Would you print every entry below exactly as written, omitting the images?

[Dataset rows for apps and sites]
--------------------------------

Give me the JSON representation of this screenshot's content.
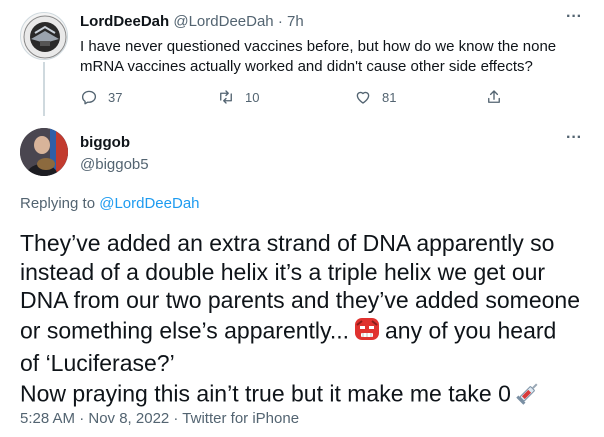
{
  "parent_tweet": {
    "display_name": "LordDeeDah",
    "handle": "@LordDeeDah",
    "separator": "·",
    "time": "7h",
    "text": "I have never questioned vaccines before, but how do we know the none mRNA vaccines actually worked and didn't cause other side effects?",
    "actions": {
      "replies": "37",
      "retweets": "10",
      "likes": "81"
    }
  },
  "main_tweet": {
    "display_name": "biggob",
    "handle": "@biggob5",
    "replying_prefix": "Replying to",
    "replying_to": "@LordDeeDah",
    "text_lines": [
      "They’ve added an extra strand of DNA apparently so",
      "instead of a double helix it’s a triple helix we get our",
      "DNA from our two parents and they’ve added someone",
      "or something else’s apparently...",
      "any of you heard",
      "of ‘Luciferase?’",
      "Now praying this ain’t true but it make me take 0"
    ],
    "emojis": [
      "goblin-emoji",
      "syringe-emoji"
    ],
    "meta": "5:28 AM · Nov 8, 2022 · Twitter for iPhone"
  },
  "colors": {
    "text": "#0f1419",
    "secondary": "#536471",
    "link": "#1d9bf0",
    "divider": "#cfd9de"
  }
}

--------------------------------

**Completed exercise**
Give me the JSON representation of this screenshot's content.
{
  "parent_tweet": {
    "display_name": "LordDeeDah",
    "handle": "@LordDeeDah",
    "separator": "·",
    "time": "7h",
    "text": "I have never questioned vaccines before, but how do we know the none mRNA vaccines actually worked and didn't cause other side effects?",
    "actions": {
      "replies": "37",
      "retweets": "10",
      "likes": "81"
    }
  },
  "main_tweet": {
    "display_name": "biggob",
    "handle": "@biggob5",
    "replying_prefix": "Replying to",
    "replying_to": "@LordDeeDah",
    "text_lines": [
      "They’ve added an extra strand of DNA apparently so",
      "instead of a double helix it’s a triple helix we get our",
      "DNA from our two parents and they’ve added someone",
      "or something else’s apparently...",
      "any of you heard",
      "of ‘Luciferase?’",
      "Now praying this ain’t true but it make me take 0"
    ],
    "emojis": [
      "goblin-emoji",
      "syringe-emoji"
    ],
    "meta": "5:28 AM · Nov 8, 2022 · Twitter for iPhone"
  },
  "colors": {
    "text": "#0f1419",
    "secondary": "#536471",
    "link": "#1d9bf0",
    "divider": "#cfd9de"
  }
}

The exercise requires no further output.